==== Supplied records
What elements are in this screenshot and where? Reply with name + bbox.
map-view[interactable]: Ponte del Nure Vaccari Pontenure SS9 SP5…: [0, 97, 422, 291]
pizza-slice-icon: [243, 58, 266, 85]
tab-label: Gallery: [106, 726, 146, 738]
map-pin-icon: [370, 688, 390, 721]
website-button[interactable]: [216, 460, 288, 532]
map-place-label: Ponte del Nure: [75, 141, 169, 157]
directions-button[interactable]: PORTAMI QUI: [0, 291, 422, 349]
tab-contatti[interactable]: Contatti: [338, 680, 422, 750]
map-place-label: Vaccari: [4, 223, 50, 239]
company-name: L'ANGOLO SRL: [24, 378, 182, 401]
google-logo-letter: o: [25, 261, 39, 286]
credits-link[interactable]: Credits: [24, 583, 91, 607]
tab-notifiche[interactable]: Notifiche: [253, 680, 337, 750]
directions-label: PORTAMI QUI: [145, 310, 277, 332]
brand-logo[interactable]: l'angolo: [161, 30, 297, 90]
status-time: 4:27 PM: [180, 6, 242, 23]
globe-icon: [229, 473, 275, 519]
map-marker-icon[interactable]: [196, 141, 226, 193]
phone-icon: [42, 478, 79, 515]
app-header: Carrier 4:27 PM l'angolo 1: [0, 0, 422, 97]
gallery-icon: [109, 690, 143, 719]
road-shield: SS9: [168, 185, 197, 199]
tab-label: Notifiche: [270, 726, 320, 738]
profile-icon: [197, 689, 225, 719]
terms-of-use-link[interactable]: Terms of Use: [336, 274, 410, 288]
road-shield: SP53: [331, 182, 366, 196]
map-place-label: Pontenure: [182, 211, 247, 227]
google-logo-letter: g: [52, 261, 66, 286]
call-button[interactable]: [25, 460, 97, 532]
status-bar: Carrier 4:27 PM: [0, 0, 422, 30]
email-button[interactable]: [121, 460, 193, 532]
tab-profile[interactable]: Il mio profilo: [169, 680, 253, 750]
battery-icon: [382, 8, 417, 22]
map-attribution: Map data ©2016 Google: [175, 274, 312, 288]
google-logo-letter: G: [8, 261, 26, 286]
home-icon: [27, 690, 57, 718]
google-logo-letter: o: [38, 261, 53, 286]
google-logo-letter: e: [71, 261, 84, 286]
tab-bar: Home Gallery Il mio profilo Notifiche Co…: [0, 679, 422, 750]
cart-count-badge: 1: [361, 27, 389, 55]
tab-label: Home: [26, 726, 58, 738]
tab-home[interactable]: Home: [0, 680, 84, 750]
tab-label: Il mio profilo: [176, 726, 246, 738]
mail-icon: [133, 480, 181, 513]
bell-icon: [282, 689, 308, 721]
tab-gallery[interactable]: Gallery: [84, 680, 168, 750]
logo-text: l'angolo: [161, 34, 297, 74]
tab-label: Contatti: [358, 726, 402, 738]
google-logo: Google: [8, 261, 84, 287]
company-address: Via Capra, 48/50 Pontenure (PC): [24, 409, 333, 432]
========
Can you reproduce the lines above with "GET DIRECTIONS" substituted for every "PORTAMI QUI", keeping everything else the same?

Task answer:
What elements are in this screenshot and where? Reply with name + bbox.
map-view[interactable]: Ponte del Nure Vaccari Pontenure SS9 SP5…: [0, 97, 422, 291]
pizza-slice-icon: [243, 58, 266, 85]
tab-label: Gallery: [106, 726, 146, 738]
map-pin-icon: [370, 688, 390, 721]
website-button[interactable]: [216, 460, 288, 532]
map-place-label: Ponte del Nure: [75, 141, 169, 157]
directions-button[interactable]: GET DIRECTIONS: [0, 291, 422, 349]
tab-contatti[interactable]: Contatti: [338, 680, 422, 750]
map-place-label: Vaccari: [4, 223, 50, 239]
company-name: L'ANGOLO SRL: [24, 378, 182, 401]
google-logo-letter: o: [25, 261, 39, 286]
credits-link[interactable]: Credits: [24, 583, 91, 607]
tab-notifiche[interactable]: Notifiche: [253, 680, 337, 750]
directions-label: GET DIRECTIONS: [145, 310, 277, 332]
brand-logo[interactable]: l'angolo: [161, 30, 297, 90]
status-time: 4:27 PM: [180, 6, 242, 23]
globe-icon: [229, 473, 275, 519]
map-marker-icon[interactable]: [196, 141, 226, 193]
phone-icon: [42, 478, 79, 515]
app-header: Carrier 4:27 PM l'angolo 1: [0, 0, 422, 97]
gallery-icon: [109, 690, 143, 719]
road-shield: SS9: [168, 185, 197, 199]
tab-label: Notifiche: [270, 726, 320, 738]
profile-icon: [197, 689, 225, 719]
terms-of-use-link[interactable]: Terms of Use: [336, 274, 410, 288]
road-shield: SP53: [331, 182, 366, 196]
map-place-label: Pontenure: [182, 211, 247, 227]
google-logo-letter: g: [52, 261, 66, 286]
call-button[interactable]: [25, 460, 97, 532]
status-bar: Carrier 4:27 PM: [0, 0, 422, 30]
email-button[interactable]: [121, 460, 193, 532]
tab-profile[interactable]: Il mio profilo: [169, 680, 253, 750]
battery-icon: [382, 8, 417, 22]
map-attribution: Map data ©2016 Google: [175, 274, 312, 288]
google-logo-letter: G: [8, 261, 26, 286]
home-icon: [27, 690, 57, 718]
google-logo-letter: o: [38, 261, 53, 286]
google-logo-letter: e: [71, 261, 84, 286]
tab-bar: Home Gallery Il mio profilo Notifiche Co…: [0, 679, 422, 750]
cart-count-badge: 1: [361, 27, 389, 55]
tab-label: Home: [26, 726, 58, 738]
tab-home[interactable]: Home: [0, 680, 84, 750]
tab-label: Il mio profilo: [176, 726, 246, 738]
mail-icon: [133, 480, 181, 513]
bell-icon: [282, 689, 308, 721]
tab-gallery[interactable]: Gallery: [84, 680, 168, 750]
logo-text: l'angolo: [161, 34, 297, 74]
tab-label: Contatti: [358, 726, 402, 738]
google-logo: Google: [8, 261, 84, 287]
company-address: Via Capra, 48/50 Pontenure (PC): [24, 409, 333, 432]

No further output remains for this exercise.